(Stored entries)
________________

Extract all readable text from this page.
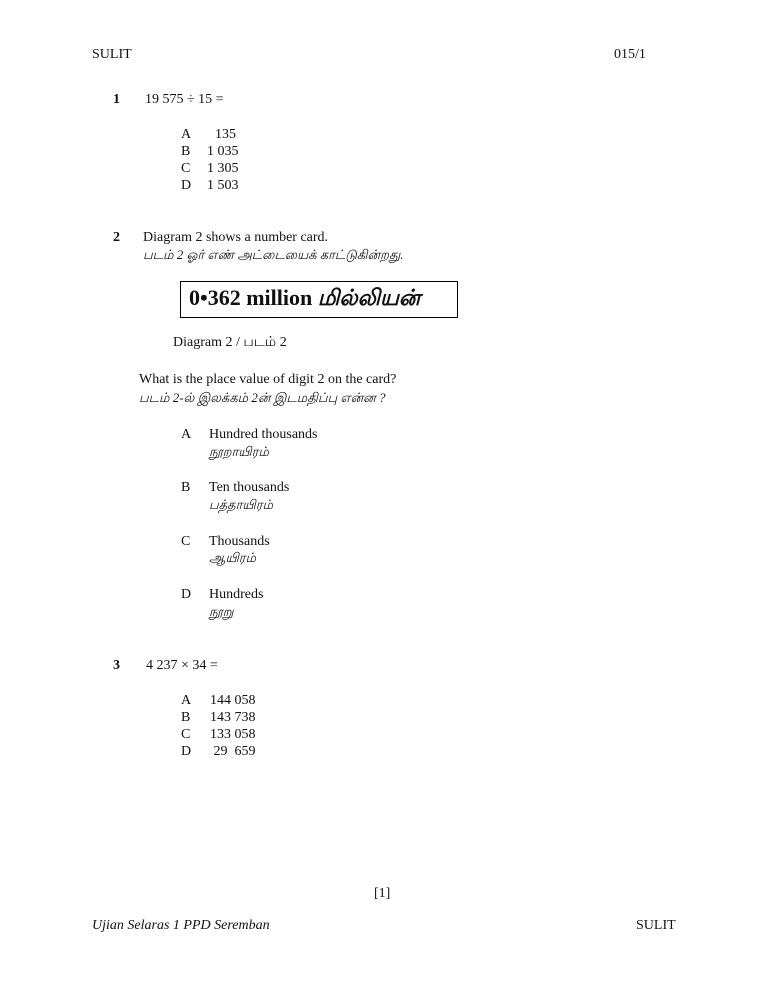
SULIT	015/1
1 19 575 ÷ 15 =
A 135
B 1 035
C 1 305
D 1 503
2 Diagram 2 shows a number card.
படம் 2 ஓர் எண் அட்டையைக் காட்டுகின்றது.
0•362 million மில்லியன்
Diagram 2 / படம் 2
What is the place value of digit 2 on the card?
படம் 2-ல் இலக்கம் 2ன் இடமதிப்பு என்ன ?
A Hundred thousands
நூறாயிரம்
B Ten thousands
பத்தாயிரம்
C Thousands
ஆயிரம்
D Hundreds
நூறு
3 4 237 × 34 =
A 144 058
B 143 738
C 133 058
D 29  659
[1]
Ujian Selaras 1 PPD Seremban	SULIT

________________

Given instruction: Produce an exact copy of each line of data, skipping embedded images.

Response:
Extract all readable text from this page.
SULIT	015/1
1 19 575 ÷ 15 =
A 135
B 1 035
C 1 305
D 1 503
2 Diagram 2 shows a number card.
படம் 2 ஓர் எண் அட்டையைக் காட்டுகின்றது.
0•362 million மில்லியன்
Diagram 2 / படம் 2
What is the place value of digit 2 on the card?
படம் 2-ல் இலக்கம் 2ன் இடமதிப்பு என்ன ?
A Hundred thousands
நூறாயிரம்
B Ten thousands
பத்தாயிரம்
C Thousands
ஆயிரம்
D Hundreds
நூறு
3 4 237 × 34 =
A 144 058
B 143 738
C 133 058
D 29  659
[1]
Ujian Selaras 1 PPD Seremban	SULIT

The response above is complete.